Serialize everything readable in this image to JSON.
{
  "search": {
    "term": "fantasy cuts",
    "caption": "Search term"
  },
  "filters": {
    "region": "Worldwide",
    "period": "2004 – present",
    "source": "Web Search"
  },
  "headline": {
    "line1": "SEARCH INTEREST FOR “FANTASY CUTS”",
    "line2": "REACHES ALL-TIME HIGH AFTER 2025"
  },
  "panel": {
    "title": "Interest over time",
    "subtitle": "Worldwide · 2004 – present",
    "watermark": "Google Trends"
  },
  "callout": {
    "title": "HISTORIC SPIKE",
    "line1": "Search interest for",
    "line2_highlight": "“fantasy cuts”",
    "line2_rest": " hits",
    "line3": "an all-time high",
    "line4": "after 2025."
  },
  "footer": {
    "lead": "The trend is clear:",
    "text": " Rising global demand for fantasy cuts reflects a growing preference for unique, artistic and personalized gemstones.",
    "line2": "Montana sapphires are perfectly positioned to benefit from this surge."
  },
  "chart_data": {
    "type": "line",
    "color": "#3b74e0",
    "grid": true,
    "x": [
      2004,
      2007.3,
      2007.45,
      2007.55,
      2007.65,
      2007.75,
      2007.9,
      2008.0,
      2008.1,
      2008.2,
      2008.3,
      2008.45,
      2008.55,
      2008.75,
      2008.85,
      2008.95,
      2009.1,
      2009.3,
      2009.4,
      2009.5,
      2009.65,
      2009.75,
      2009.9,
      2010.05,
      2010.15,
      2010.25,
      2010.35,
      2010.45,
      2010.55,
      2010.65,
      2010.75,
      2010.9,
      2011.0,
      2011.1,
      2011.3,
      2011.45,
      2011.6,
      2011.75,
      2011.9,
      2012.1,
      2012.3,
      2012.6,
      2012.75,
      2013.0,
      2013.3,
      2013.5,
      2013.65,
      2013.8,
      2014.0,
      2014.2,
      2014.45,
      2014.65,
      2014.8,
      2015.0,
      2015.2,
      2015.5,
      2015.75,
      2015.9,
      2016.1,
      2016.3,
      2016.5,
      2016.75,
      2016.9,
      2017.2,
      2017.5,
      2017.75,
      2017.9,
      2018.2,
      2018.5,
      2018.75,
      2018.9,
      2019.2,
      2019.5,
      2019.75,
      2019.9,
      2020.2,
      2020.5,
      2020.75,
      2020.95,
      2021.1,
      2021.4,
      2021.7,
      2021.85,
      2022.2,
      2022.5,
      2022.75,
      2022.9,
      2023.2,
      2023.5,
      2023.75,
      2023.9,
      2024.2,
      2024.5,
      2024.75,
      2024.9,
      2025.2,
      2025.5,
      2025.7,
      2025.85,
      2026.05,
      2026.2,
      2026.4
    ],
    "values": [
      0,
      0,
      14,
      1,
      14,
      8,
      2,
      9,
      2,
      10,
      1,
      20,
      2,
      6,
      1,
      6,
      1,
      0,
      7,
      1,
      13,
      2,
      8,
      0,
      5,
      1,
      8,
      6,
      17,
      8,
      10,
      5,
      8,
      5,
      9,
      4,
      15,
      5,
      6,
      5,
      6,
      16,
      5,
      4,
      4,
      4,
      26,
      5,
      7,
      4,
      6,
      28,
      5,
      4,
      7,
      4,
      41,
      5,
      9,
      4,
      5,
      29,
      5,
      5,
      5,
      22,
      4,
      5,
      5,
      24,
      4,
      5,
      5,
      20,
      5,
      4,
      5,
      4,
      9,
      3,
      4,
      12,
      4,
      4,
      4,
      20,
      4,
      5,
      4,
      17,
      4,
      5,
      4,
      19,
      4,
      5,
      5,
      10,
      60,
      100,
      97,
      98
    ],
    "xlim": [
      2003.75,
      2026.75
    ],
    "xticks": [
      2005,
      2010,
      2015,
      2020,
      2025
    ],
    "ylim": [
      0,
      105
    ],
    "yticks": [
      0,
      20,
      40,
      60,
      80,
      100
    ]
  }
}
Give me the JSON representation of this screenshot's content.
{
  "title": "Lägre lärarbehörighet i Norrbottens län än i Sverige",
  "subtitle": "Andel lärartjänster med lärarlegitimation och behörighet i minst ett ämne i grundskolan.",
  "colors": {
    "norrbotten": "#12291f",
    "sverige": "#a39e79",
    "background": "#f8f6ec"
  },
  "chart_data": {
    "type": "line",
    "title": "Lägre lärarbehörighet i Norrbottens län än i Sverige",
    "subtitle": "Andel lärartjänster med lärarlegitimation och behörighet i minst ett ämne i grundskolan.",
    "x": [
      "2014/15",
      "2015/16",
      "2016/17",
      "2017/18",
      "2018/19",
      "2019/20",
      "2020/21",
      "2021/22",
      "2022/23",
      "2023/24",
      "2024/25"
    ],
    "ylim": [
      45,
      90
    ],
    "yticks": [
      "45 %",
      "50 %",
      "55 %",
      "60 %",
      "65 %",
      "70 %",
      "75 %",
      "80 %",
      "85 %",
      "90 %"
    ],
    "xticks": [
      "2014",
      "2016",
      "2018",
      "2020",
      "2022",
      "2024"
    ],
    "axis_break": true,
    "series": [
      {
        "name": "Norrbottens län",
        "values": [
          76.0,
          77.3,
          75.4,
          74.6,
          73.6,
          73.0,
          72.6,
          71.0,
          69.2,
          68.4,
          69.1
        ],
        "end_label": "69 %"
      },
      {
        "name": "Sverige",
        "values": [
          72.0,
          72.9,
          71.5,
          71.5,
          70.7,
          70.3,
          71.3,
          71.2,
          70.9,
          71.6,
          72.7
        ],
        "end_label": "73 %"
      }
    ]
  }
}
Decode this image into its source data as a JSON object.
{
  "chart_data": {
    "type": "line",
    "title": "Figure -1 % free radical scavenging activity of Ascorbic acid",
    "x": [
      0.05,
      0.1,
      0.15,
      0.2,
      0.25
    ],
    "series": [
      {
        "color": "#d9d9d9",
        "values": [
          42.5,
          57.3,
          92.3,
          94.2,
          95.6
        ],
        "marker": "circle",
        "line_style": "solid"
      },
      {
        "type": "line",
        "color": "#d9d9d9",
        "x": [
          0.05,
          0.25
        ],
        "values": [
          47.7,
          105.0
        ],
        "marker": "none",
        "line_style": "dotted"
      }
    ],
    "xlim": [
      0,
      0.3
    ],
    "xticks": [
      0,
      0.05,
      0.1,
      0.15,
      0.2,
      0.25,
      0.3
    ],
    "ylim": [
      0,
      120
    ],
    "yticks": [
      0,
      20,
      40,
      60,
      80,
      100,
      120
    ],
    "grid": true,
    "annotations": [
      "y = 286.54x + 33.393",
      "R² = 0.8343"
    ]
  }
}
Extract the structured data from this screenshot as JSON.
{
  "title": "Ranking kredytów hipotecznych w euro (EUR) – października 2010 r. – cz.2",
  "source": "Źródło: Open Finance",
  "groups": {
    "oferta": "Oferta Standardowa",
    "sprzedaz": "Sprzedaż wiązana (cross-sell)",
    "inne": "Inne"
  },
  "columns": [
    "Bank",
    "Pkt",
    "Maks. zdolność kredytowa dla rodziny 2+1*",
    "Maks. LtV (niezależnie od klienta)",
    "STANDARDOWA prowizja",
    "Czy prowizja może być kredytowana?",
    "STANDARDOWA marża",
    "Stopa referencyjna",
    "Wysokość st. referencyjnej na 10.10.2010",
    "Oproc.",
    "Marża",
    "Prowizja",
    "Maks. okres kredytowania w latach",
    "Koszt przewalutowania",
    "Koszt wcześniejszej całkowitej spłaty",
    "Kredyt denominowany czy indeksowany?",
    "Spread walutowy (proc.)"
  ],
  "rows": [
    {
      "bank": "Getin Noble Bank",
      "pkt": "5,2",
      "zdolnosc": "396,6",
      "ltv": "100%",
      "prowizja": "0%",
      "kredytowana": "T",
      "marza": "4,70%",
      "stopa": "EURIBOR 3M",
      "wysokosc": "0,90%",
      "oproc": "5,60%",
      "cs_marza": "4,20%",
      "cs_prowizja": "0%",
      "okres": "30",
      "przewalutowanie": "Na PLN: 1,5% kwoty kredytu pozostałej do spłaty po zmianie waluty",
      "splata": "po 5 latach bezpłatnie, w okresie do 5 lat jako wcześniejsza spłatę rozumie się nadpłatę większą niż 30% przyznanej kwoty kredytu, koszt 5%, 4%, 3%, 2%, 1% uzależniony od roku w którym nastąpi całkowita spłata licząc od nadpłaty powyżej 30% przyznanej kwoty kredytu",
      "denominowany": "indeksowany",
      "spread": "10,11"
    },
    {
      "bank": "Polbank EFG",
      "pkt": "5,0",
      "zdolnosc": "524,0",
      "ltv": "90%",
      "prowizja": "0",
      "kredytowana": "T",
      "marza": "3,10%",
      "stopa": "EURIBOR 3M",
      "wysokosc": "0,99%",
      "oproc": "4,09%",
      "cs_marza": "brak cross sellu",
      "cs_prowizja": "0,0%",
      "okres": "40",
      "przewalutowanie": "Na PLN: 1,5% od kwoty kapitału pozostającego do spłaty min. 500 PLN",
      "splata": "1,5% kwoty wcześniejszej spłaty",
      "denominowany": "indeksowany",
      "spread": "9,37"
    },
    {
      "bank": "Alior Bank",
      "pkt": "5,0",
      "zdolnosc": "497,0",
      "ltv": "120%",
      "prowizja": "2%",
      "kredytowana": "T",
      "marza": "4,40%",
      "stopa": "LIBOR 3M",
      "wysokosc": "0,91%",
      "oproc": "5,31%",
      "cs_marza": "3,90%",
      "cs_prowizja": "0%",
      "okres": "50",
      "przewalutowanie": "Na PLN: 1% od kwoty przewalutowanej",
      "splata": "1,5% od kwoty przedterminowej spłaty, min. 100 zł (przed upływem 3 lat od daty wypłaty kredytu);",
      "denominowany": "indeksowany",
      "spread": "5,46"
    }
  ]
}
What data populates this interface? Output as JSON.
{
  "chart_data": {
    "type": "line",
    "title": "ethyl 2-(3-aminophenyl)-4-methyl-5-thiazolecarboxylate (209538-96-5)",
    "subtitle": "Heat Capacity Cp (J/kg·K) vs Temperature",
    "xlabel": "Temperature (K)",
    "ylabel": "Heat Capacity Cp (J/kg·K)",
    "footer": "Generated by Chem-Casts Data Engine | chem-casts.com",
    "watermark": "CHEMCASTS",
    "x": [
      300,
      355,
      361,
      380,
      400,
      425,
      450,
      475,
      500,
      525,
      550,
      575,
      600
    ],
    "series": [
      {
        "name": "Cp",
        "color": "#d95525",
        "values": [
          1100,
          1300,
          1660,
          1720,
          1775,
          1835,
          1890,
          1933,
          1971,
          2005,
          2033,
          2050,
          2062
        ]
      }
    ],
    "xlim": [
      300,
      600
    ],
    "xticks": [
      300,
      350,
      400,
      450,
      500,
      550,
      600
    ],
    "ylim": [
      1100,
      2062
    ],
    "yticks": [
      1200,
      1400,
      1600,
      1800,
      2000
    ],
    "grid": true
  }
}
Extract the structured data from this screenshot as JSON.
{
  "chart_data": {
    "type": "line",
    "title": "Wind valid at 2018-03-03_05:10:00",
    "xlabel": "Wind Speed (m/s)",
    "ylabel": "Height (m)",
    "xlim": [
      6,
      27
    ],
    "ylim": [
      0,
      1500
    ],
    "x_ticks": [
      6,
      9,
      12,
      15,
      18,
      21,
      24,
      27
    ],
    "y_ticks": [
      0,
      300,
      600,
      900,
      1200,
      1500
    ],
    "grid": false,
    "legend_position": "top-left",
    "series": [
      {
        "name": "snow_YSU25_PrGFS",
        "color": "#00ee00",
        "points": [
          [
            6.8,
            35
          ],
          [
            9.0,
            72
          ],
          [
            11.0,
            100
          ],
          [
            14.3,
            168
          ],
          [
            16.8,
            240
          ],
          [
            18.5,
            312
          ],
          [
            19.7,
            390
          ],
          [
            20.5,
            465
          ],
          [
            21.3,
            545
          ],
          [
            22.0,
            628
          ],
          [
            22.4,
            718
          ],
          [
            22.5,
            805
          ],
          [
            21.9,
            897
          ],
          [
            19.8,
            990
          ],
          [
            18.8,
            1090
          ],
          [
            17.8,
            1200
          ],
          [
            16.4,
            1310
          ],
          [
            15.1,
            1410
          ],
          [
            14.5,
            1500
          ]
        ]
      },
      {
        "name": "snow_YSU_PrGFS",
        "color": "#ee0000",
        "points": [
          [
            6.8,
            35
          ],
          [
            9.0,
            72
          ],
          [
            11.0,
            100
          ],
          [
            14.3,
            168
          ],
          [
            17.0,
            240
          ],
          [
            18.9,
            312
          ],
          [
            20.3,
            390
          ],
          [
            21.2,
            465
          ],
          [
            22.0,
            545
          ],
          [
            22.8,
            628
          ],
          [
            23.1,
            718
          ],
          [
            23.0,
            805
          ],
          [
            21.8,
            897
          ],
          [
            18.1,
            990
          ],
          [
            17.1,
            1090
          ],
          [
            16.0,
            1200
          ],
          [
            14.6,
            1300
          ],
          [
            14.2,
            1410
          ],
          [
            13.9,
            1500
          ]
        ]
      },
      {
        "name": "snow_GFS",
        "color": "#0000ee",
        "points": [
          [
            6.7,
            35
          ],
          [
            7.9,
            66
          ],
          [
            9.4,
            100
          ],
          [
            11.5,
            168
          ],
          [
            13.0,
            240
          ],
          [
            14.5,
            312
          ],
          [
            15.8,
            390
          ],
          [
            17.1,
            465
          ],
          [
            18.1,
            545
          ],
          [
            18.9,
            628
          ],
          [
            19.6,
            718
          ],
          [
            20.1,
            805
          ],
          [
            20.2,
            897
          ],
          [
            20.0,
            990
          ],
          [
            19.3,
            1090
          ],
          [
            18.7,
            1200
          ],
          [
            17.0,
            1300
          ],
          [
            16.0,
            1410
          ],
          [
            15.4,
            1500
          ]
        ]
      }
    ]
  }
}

==========

▶ YOUR INSTRUCTIONS: Look through the material above and pick out each line holding the word "Maks".

▶ WORKED SOLUTION:
    "Maks. zdolność kredytowa dla rodziny 2+1*",
    "Maks. LtV (niezależnie od klienta)",
    "Maks. okres kredytowania w latach",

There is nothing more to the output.